WORK TO BE COMPLETED |
Write each line out exactly, leaving none out.

Collected data entries:
[Start]
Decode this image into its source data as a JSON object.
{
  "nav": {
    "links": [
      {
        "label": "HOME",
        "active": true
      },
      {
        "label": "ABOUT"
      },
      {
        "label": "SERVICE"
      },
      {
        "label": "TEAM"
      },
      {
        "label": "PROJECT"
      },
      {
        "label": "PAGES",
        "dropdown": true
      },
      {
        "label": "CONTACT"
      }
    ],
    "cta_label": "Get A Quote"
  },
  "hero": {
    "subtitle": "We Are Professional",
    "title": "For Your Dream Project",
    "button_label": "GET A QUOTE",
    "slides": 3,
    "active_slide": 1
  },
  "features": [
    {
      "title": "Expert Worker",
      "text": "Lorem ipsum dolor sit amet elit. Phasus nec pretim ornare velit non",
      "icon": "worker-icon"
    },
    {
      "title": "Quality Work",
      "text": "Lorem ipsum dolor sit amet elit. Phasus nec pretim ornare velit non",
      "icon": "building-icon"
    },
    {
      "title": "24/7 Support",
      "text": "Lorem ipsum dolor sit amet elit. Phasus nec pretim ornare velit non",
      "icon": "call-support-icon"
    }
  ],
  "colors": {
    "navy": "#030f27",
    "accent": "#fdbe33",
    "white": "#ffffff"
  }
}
[End]
SOLUTION TO THE PROBLEM |
Decode this image into its source data as a JSON object.
{
  "nav": {
    "links": [
      {
        "label": "HOME",
        "active": true
      },
      {
        "label": "ABOUT"
      },
      {
        "label": "SERVICE"
      },
      {
        "label": "TEAM"
      },
      {
        "label": "PROJECT"
      },
      {
        "label": "PAGES",
        "dropdown": true
      },
      {
        "label": "CONTACT"
      }
    ],
    "cta_label": "Get A Quote"
  },
  "hero": {
    "subtitle": "We Are Professional",
    "title": "For Your Dream Project",
    "button_label": "GET A QUOTE",
    "slides": 3,
    "active_slide": 1
  },
  "features": [
    {
      "title": "Expert Worker",
      "text": "Lorem ipsum dolor sit amet elit. Phasus nec pretim ornare velit non",
      "icon": "worker-icon"
    },
    {
      "title": "Quality Work",
      "text": "Lorem ipsum dolor sit amet elit. Phasus nec pretim ornare velit non",
      "icon": "building-icon"
    },
    {
      "title": "24/7 Support",
      "text": "Lorem ipsum dolor sit amet elit. Phasus nec pretim ornare velit non",
      "icon": "call-support-icon"
    }
  ],
  "colors": {
    "navy": "#030f27",
    "accent": "#fdbe33",
    "white": "#ffffff"
  }
}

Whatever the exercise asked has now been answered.